◆ **What needs to be done**:
Would you write out the listing verbatim and skip every picture in it?

## Begin

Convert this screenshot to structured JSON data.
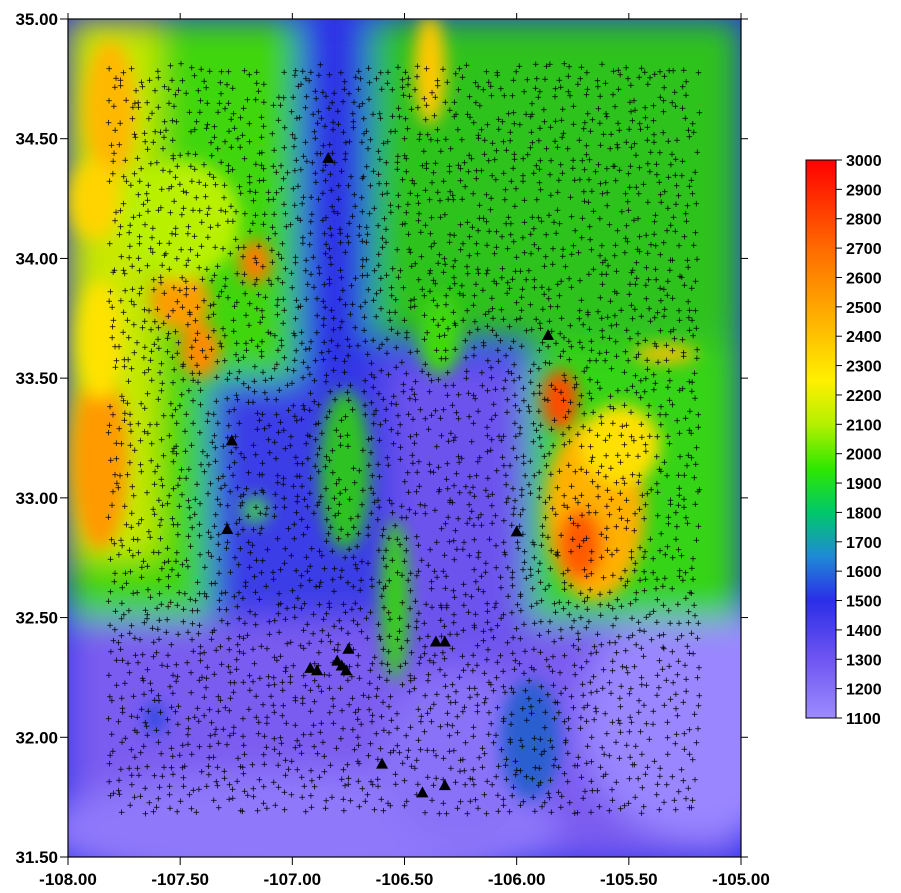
{
  "map": {
    "x_range": [
      -108.0,
      -105.0
    ],
    "y_range": [
      31.5,
      35.0
    ],
    "x_ticks": [
      {
        "value": -108.0,
        "label": "-108.00"
      },
      {
        "value": -107.5,
        "label": "-107.50"
      },
      {
        "value": -107.0,
        "label": "-107.00"
      },
      {
        "value": -106.5,
        "label": "-106.50"
      },
      {
        "value": -106.0,
        "label": "-106.00"
      },
      {
        "value": -105.5,
        "label": "-105.50"
      },
      {
        "value": -105.0,
        "label": "-105.00"
      }
    ],
    "y_ticks": [
      {
        "value": 35.0,
        "label": "35.00"
      },
      {
        "value": 34.5,
        "label": "34.50"
      },
      {
        "value": 34.0,
        "label": "34.00"
      },
      {
        "value": 33.5,
        "label": "33.50"
      },
      {
        "value": 33.0,
        "label": "33.00"
      },
      {
        "value": 32.5,
        "label": "32.50"
      },
      {
        "value": 32.0,
        "label": "32.00"
      },
      {
        "value": 31.5,
        "label": "31.50"
      }
    ],
    "station_extent": {
      "x": [
        -107.82,
        -105.18
      ],
      "y": [
        31.68,
        34.82
      ]
    },
    "station_marker": "+",
    "triangle_markers": [
      {
        "x": -106.84,
        "y": 34.42
      },
      {
        "x": -105.86,
        "y": 33.68
      },
      {
        "x": -107.27,
        "y": 33.24
      },
      {
        "x": -107.29,
        "y": 32.87
      },
      {
        "x": -106.0,
        "y": 32.86
      },
      {
        "x": -106.36,
        "y": 32.4
      },
      {
        "x": -106.32,
        "y": 32.4
      },
      {
        "x": -106.75,
        "y": 32.37
      },
      {
        "x": -106.8,
        "y": 32.32
      },
      {
        "x": -106.78,
        "y": 32.3
      },
      {
        "x": -106.92,
        "y": 32.29
      },
      {
        "x": -106.89,
        "y": 32.28
      },
      {
        "x": -106.76,
        "y": 32.28
      },
      {
        "x": -106.6,
        "y": 31.89
      },
      {
        "x": -106.42,
        "y": 31.77
      },
      {
        "x": -106.32,
        "y": 31.8
      }
    ]
  },
  "colorbar": {
    "min": 1100,
    "max": 3000,
    "labels": [
      "3000",
      "2900",
      "2800",
      "2700",
      "2600",
      "2500",
      "2400",
      "2300",
      "2200",
      "2100",
      "2000",
      "1900",
      "1800",
      "1700",
      "1600",
      "1500",
      "1400",
      "1300",
      "1200",
      "1100"
    ],
    "stops": [
      {
        "value": 1100,
        "color": "#9c8cff"
      },
      {
        "value": 1300,
        "color": "#6f55f2"
      },
      {
        "value": 1500,
        "color": "#2b2ee8"
      },
      {
        "value": 1650,
        "color": "#1e8ad6"
      },
      {
        "value": 1800,
        "color": "#00c86a"
      },
      {
        "value": 1950,
        "color": "#2fe800"
      },
      {
        "value": 2100,
        "color": "#b4f000"
      },
      {
        "value": 2250,
        "color": "#fff000"
      },
      {
        "value": 2450,
        "color": "#ffb400"
      },
      {
        "value": 2700,
        "color": "#ff6a00"
      },
      {
        "value": 3000,
        "color": "#ff0000"
      }
    ]
  }
}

## End

◆ **Correct answer**:
Convert this screenshot to structured JSON data.
{
  "map": {
    "x_range": [
      -108.0,
      -105.0
    ],
    "y_range": [
      31.5,
      35.0
    ],
    "x_ticks": [
      {
        "value": -108.0,
        "label": "-108.00"
      },
      {
        "value": -107.5,
        "label": "-107.50"
      },
      {
        "value": -107.0,
        "label": "-107.00"
      },
      {
        "value": -106.5,
        "label": "-106.50"
      },
      {
        "value": -106.0,
        "label": "-106.00"
      },
      {
        "value": -105.5,
        "label": "-105.50"
      },
      {
        "value": -105.0,
        "label": "-105.00"
      }
    ],
    "y_ticks": [
      {
        "value": 35.0,
        "label": "35.00"
      },
      {
        "value": 34.5,
        "label": "34.50"
      },
      {
        "value": 34.0,
        "label": "34.00"
      },
      {
        "value": 33.5,
        "label": "33.50"
      },
      {
        "value": 33.0,
        "label": "33.00"
      },
      {
        "value": 32.5,
        "label": "32.50"
      },
      {
        "value": 32.0,
        "label": "32.00"
      },
      {
        "value": 31.5,
        "label": "31.50"
      }
    ],
    "station_extent": {
      "x": [
        -107.82,
        -105.18
      ],
      "y": [
        31.68,
        34.82
      ]
    },
    "station_marker": "+",
    "triangle_markers": [
      {
        "x": -106.84,
        "y": 34.42
      },
      {
        "x": -105.86,
        "y": 33.68
      },
      {
        "x": -107.27,
        "y": 33.24
      },
      {
        "x": -107.29,
        "y": 32.87
      },
      {
        "x": -106.0,
        "y": 32.86
      },
      {
        "x": -106.36,
        "y": 32.4
      },
      {
        "x": -106.32,
        "y": 32.4
      },
      {
        "x": -106.75,
        "y": 32.37
      },
      {
        "x": -106.8,
        "y": 32.32
      },
      {
        "x": -106.78,
        "y": 32.3
      },
      {
        "x": -106.92,
        "y": 32.29
      },
      {
        "x": -106.89,
        "y": 32.28
      },
      {
        "x": -106.76,
        "y": 32.28
      },
      {
        "x": -106.6,
        "y": 31.89
      },
      {
        "x": -106.42,
        "y": 31.77
      },
      {
        "x": -106.32,
        "y": 31.8
      }
    ]
  },
  "colorbar": {
    "min": 1100,
    "max": 3000,
    "labels": [
      "3000",
      "2900",
      "2800",
      "2700",
      "2600",
      "2500",
      "2400",
      "2300",
      "2200",
      "2100",
      "2000",
      "1900",
      "1800",
      "1700",
      "1600",
      "1500",
      "1400",
      "1300",
      "1200",
      "1100"
    ],
    "stops": [
      {
        "value": 1100,
        "color": "#9c8cff"
      },
      {
        "value": 1300,
        "color": "#6f55f2"
      },
      {
        "value": 1500,
        "color": "#2b2ee8"
      },
      {
        "value": 1650,
        "color": "#1e8ad6"
      },
      {
        "value": 1800,
        "color": "#00c86a"
      },
      {
        "value": 1950,
        "color": "#2fe800"
      },
      {
        "value": 2100,
        "color": "#b4f000"
      },
      {
        "value": 2250,
        "color": "#fff000"
      },
      {
        "value": 2450,
        "color": "#ffb400"
      },
      {
        "value": 2700,
        "color": "#ff6a00"
      },
      {
        "value": 3000,
        "color": "#ff0000"
      }
    ]
  }
}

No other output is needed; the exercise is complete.